» **Box annotation data**
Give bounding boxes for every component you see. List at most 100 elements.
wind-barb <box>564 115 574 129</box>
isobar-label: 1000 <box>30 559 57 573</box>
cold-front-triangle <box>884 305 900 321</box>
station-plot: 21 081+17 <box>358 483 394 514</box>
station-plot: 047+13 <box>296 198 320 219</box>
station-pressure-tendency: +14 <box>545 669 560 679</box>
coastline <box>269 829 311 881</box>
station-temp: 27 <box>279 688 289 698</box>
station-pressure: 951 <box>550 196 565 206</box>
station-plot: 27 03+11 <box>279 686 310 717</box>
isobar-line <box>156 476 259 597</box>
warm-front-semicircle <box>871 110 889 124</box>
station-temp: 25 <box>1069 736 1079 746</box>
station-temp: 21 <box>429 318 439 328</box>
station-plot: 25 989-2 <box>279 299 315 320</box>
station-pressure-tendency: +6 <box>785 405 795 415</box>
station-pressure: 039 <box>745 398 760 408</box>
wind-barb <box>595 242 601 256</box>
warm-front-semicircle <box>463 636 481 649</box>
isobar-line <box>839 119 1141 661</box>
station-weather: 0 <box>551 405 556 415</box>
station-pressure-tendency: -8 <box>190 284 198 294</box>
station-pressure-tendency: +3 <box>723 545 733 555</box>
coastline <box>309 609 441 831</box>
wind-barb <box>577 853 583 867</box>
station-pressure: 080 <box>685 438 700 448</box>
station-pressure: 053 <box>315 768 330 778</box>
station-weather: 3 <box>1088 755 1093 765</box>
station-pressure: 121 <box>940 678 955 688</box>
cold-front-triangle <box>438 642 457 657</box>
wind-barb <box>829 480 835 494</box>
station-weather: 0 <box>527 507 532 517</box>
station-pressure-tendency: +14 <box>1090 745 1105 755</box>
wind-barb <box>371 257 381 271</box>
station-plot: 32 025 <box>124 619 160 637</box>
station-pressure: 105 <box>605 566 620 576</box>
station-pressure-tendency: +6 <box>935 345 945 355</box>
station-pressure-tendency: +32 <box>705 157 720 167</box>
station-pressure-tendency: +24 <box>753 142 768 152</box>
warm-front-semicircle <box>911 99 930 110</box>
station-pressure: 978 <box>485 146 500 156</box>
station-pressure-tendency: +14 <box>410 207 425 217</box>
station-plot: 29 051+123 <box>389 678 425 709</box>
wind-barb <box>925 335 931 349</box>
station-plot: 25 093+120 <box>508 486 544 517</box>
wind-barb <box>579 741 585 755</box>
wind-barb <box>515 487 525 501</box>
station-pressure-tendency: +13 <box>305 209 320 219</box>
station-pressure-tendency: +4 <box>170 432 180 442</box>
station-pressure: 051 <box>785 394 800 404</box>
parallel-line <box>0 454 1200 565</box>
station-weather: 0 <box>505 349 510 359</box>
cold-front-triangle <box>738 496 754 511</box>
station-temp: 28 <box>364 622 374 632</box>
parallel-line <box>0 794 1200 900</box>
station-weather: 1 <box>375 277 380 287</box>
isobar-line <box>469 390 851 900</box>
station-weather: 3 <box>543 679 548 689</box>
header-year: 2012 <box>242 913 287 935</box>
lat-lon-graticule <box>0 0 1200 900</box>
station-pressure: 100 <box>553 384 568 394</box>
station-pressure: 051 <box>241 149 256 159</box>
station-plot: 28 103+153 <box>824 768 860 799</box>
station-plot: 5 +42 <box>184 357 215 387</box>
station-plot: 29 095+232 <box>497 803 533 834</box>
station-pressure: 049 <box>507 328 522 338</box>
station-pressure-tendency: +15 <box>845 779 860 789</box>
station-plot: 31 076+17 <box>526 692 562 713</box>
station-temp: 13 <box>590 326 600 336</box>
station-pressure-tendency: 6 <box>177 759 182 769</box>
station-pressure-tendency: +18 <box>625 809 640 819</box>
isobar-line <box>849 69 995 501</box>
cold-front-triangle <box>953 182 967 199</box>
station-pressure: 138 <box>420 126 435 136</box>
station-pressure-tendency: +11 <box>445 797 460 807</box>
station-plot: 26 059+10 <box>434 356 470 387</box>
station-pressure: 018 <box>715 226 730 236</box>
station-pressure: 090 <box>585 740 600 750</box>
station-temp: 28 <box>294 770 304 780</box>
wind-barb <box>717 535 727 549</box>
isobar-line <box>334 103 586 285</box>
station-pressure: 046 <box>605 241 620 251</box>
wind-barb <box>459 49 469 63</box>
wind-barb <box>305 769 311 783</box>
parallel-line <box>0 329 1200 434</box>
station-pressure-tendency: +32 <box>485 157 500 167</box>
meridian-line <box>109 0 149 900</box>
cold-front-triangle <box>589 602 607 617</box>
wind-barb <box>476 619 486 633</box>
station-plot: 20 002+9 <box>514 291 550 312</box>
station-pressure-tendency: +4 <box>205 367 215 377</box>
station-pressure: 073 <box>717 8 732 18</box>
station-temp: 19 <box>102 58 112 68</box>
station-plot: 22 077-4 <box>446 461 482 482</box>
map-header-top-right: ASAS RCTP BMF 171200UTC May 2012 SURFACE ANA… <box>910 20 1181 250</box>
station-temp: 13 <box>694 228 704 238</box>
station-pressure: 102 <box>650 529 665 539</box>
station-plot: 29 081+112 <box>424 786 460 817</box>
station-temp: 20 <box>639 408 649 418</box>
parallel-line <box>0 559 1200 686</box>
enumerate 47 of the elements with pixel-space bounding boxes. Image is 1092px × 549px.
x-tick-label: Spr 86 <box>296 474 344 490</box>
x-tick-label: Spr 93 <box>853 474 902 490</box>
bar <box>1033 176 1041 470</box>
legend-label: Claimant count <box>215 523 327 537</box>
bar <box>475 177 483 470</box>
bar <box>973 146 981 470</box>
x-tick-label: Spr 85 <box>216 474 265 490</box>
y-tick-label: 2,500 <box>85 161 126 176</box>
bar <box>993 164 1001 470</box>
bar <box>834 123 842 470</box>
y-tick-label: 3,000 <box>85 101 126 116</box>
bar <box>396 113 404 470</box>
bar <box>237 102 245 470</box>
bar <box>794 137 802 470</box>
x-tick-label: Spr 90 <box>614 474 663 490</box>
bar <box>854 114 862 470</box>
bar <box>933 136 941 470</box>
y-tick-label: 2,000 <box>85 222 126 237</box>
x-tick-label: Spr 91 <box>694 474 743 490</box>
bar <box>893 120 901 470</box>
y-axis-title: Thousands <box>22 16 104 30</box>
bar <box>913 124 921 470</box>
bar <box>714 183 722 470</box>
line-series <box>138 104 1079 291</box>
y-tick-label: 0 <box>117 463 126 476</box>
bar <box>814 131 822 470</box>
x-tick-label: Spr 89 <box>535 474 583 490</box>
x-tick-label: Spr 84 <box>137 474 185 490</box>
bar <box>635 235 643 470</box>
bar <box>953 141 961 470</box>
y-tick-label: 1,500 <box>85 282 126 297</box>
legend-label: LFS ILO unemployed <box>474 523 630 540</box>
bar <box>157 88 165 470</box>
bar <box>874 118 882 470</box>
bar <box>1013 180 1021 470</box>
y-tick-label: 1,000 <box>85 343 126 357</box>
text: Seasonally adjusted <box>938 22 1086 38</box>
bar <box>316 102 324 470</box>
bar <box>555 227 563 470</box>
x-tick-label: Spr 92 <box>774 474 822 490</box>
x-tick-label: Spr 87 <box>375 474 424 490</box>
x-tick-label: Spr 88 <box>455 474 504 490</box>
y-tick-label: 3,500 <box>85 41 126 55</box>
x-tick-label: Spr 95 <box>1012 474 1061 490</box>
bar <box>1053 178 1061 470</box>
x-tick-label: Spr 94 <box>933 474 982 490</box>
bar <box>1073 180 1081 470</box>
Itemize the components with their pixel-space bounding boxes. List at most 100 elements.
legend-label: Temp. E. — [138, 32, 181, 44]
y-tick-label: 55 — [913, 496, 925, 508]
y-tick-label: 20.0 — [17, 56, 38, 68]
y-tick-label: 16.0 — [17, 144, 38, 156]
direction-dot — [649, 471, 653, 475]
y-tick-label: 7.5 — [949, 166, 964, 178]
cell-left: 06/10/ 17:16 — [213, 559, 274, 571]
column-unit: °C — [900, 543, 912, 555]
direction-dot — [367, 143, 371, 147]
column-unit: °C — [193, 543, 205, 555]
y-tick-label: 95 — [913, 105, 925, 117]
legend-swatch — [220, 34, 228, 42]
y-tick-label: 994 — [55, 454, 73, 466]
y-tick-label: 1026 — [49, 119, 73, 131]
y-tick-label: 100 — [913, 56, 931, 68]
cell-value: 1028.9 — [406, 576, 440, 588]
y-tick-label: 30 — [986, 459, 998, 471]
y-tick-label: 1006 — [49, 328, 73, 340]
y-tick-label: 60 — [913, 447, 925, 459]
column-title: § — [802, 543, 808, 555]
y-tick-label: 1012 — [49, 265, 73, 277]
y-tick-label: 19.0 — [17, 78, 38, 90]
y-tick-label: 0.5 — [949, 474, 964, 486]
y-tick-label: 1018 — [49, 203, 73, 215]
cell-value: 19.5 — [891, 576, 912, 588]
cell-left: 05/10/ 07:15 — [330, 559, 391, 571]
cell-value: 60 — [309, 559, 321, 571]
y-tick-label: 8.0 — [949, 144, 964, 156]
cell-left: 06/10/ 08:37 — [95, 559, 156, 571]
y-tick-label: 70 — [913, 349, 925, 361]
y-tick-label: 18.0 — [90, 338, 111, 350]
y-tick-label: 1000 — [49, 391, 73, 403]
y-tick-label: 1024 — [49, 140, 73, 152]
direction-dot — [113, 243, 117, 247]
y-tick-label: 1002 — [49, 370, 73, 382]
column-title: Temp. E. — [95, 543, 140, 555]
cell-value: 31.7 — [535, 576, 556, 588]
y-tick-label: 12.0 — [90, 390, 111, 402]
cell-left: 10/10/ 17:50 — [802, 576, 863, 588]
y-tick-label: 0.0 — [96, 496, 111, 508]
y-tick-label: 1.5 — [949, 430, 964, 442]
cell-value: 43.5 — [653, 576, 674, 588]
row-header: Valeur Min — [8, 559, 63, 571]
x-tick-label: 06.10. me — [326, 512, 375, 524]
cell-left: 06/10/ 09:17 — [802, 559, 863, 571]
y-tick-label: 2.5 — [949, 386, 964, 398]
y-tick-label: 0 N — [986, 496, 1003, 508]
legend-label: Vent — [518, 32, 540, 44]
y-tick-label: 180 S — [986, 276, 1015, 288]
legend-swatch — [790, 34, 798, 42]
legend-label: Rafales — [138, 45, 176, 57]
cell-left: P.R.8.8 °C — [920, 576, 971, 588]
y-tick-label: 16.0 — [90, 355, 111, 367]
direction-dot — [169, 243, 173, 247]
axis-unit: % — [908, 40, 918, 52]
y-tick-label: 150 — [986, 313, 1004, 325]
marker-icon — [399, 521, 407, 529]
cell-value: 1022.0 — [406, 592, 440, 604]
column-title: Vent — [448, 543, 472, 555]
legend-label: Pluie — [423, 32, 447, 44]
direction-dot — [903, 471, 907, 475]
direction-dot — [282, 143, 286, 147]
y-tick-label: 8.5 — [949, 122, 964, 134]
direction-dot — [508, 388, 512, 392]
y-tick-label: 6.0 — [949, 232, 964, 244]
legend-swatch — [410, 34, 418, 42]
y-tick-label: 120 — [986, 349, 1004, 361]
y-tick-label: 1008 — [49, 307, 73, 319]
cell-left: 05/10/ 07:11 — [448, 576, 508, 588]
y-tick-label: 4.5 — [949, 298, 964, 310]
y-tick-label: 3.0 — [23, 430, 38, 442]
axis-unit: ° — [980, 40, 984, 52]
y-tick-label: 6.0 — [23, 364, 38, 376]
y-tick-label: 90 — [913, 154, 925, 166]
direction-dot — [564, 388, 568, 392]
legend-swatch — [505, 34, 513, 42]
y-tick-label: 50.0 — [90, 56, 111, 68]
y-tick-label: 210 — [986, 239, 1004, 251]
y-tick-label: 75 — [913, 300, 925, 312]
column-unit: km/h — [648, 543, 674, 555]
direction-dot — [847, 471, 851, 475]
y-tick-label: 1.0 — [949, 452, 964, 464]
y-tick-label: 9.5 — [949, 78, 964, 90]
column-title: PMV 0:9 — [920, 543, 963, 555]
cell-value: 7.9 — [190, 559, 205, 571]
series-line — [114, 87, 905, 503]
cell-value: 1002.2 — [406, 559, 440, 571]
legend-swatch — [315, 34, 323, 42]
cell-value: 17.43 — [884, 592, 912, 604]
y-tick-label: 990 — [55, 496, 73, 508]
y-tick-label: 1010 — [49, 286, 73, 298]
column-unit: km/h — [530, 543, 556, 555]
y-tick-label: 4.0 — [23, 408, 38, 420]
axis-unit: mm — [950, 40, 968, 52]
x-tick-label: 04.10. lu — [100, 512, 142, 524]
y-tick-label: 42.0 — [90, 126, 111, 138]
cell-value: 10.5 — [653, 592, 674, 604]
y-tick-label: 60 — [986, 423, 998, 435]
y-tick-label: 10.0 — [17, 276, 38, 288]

» **Task brief**
Copy the entries verbatim, from the start of the entries through the line containing "station-pressure: 053 <box>315", with both ends included.

» **Reply**
Give bounding boxes for every component you see. List at most 100 elements.
wind-barb <box>564 115 574 129</box>
isobar-label: 1000 <box>30 559 57 573</box>
cold-front-triangle <box>884 305 900 321</box>
station-plot: 21 081+17 <box>358 483 394 514</box>
station-plot: 047+13 <box>296 198 320 219</box>
station-pressure-tendency: +14 <box>545 669 560 679</box>
coastline <box>269 829 311 881</box>
station-temp: 27 <box>279 688 289 698</box>
station-pressure: 951 <box>550 196 565 206</box>
station-plot: 27 03+11 <box>279 686 310 717</box>
isobar-line <box>156 476 259 597</box>
warm-front-semicircle <box>871 110 889 124</box>
station-temp: 25 <box>1069 736 1079 746</box>
station-temp: 21 <box>429 318 439 328</box>
station-plot: 25 989-2 <box>279 299 315 320</box>
station-pressure-tendency: +6 <box>785 405 795 415</box>
station-pressure: 039 <box>745 398 760 408</box>
wind-barb <box>595 242 601 256</box>
warm-front-semicircle <box>463 636 481 649</box>
isobar-line <box>839 119 1141 661</box>
station-weather: 0 <box>551 405 556 415</box>
station-pressure-tendency: -8 <box>190 284 198 294</box>
station-pressure-tendency: +3 <box>723 545 733 555</box>
coastline <box>309 609 441 831</box>
wind-barb <box>577 853 583 867</box>
station-pressure: 080 <box>685 438 700 448</box>
station-pressure: 053 <box>315 768 330 778</box>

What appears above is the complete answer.